Aim of the exercise: Present the data once more in exactly its original form.

Information supplied:
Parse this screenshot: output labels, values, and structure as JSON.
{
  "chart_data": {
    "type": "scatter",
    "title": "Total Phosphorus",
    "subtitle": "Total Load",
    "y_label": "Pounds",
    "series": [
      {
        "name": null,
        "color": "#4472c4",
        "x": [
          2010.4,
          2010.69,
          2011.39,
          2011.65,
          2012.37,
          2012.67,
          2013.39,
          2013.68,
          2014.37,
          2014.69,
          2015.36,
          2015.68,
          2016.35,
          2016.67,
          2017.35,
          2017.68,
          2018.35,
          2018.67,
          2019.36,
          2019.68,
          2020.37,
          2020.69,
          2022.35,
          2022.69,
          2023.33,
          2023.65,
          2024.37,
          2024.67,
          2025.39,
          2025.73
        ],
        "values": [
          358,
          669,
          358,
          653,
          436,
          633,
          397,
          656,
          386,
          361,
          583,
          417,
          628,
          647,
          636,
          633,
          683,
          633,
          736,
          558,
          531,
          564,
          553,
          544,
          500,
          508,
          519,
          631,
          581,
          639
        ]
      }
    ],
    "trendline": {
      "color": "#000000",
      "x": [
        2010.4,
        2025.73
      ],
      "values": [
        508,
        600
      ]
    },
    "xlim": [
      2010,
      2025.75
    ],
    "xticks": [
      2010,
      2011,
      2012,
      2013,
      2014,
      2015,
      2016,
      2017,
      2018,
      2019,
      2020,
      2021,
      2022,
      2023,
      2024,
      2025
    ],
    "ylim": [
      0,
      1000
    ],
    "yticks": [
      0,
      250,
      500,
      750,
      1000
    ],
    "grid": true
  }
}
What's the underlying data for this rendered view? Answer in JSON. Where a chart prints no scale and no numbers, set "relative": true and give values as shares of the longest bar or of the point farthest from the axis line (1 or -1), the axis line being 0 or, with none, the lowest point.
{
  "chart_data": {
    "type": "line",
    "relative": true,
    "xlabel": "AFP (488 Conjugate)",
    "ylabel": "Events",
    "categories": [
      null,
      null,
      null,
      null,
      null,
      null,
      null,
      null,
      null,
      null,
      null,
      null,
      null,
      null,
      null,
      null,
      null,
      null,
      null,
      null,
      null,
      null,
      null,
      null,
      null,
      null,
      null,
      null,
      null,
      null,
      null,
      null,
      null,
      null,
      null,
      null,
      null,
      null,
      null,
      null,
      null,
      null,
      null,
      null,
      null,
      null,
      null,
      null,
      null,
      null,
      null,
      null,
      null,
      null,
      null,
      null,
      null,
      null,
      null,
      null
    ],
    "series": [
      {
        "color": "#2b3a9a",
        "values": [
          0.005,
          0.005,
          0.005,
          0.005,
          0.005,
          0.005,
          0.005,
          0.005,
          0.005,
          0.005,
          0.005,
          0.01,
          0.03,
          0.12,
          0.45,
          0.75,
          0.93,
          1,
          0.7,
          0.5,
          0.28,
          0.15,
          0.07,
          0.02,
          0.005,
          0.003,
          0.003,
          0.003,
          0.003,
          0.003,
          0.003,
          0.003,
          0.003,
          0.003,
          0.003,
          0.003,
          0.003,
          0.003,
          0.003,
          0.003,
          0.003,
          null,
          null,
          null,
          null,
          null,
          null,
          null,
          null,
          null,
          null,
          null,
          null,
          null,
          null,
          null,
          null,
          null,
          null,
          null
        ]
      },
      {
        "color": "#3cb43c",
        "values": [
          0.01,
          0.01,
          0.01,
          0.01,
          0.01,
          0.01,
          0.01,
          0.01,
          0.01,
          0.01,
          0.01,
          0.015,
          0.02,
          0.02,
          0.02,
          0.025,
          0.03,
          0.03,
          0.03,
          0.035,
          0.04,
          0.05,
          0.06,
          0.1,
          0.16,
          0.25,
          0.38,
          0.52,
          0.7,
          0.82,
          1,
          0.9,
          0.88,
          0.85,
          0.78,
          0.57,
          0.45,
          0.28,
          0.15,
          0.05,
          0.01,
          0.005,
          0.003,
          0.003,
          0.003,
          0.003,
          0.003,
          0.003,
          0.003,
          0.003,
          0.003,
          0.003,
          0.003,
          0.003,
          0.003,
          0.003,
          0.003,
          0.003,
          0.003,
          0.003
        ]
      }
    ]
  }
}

Answer to the problem:
Parse this screenshot: output labels, values, and structure as JSON.
{
  "chart_data": {
    "type": "scatter",
    "title": "Total Phosphorus",
    "subtitle": "Total Load",
    "y_label": "Pounds",
    "series": [
      {
        "name": null,
        "color": "#4472c4",
        "x": [
          2010.4,
          2010.69,
          2011.39,
          2011.65,
          2012.37,
          2012.67,
          2013.39,
          2013.68,
          2014.37,
          2014.69,
          2015.36,
          2015.68,
          2016.35,
          2016.67,
          2017.35,
          2017.68,
          2018.35,
          2018.67,
          2019.36,
          2019.68,
          2020.37,
          2020.69,
          2022.35,
          2022.69,
          2023.33,
          2023.65,
          2024.37,
          2024.67,
          2025.39,
          2025.73
        ],
        "values": [
          358,
          669,
          358,
          653,
          436,
          633,
          397,
          656,
          386,
          361,
          583,
          417,
          628,
          647,
          636,
          633,
          683,
          633,
          736,
          558,
          531,
          564,
          553,
          544,
          500,
          508,
          519,
          631,
          581,
          639
        ]
      }
    ],
    "trendline": {
      "color": "#000000",
      "x": [
        2010.4,
        2025.73
      ],
      "values": [
        508,
        600
      ]
    },
    "xlim": [
      2010,
      2025.75
    ],
    "xticks": [
      2010,
      2011,
      2012,
      2013,
      2014,
      2015,
      2016,
      2017,
      2018,
      2019,
      2020,
      2021,
      2022,
      2023,
      2024,
      2025
    ],
    "ylim": [
      0,
      1000
    ],
    "yticks": [
      0,
      250,
      500,
      750,
      1000
    ],
    "grid": true
  }
}
What's the underlying data for this rendered view? Answer in JSON. Where a chart prints no scale and no numbers, set "relative": true and give values as shares of the longest bar or of the point farthest from the axis line (1 or -1), the axis line being 0 or, with none, the lowest point.
{
  "chart_data": {
    "type": "line",
    "relative": true,
    "xlabel": "AFP (488 Conjugate)",
    "ylabel": "Events",
    "categories": [
      null,
      null,
      null,
      null,
      null,
      null,
      null,
      null,
      null,
      null,
      null,
      null,
      null,
      null,
      null,
      null,
      null,
      null,
      null,
      null,
      null,
      null,
      null,
      null,
      null,
      null,
      null,
      null,
      null,
      null,
      null,
      null,
      null,
      null,
      null,
      null,
      null,
      null,
      null,
      null,
      null,
      null,
      null,
      null,
      null,
      null,
      null,
      null,
      null,
      null,
      null,
      null,
      null,
      null,
      null,
      null,
      null,
      null,
      null,
      null
    ],
    "series": [
      {
        "color": "#2b3a9a",
        "values": [
          0.005,
          0.005,
          0.005,
          0.005,
          0.005,
          0.005,
          0.005,
          0.005,
          0.005,
          0.005,
          0.005,
          0.01,
          0.03,
          0.12,
          0.45,
          0.75,
          0.93,
          1,
          0.7,
          0.5,
          0.28,
          0.15,
          0.07,
          0.02,
          0.005,
          0.003,
          0.003,
          0.003,
          0.003,
          0.003,
          0.003,
          0.003,
          0.003,
          0.003,
          0.003,
          0.003,
          0.003,
          0.003,
          0.003,
          0.003,
          0.003,
          null,
          null,
          null,
          null,
          null,
          null,
          null,
          null,
          null,
          null,
          null,
          null,
          null,
          null,
          null,
          null,
          null,
          null,
          null
        ]
      },
      {
        "color": "#3cb43c",
        "values": [
          0.01,
          0.01,
          0.01,
          0.01,
          0.01,
          0.01,
          0.01,
          0.01,
          0.01,
          0.01,
          0.01,
          0.015,
          0.02,
          0.02,
          0.02,
          0.025,
          0.03,
          0.03,
          0.03,
          0.035,
          0.04,
          0.05,
          0.06,
          0.1,
          0.16,
          0.25,
          0.38,
          0.52,
          0.7,
          0.82,
          1,
          0.9,
          0.88,
          0.85,
          0.78,
          0.57,
          0.45,
          0.28,
          0.15,
          0.05,
          0.01,
          0.005,
          0.003,
          0.003,
          0.003,
          0.003,
          0.003,
          0.003,
          0.003,
          0.003,
          0.003,
          0.003,
          0.003,
          0.003,
          0.003,
          0.003,
          0.003,
          0.003,
          0.003,
          0.003
        ]
      }
    ]
  }
}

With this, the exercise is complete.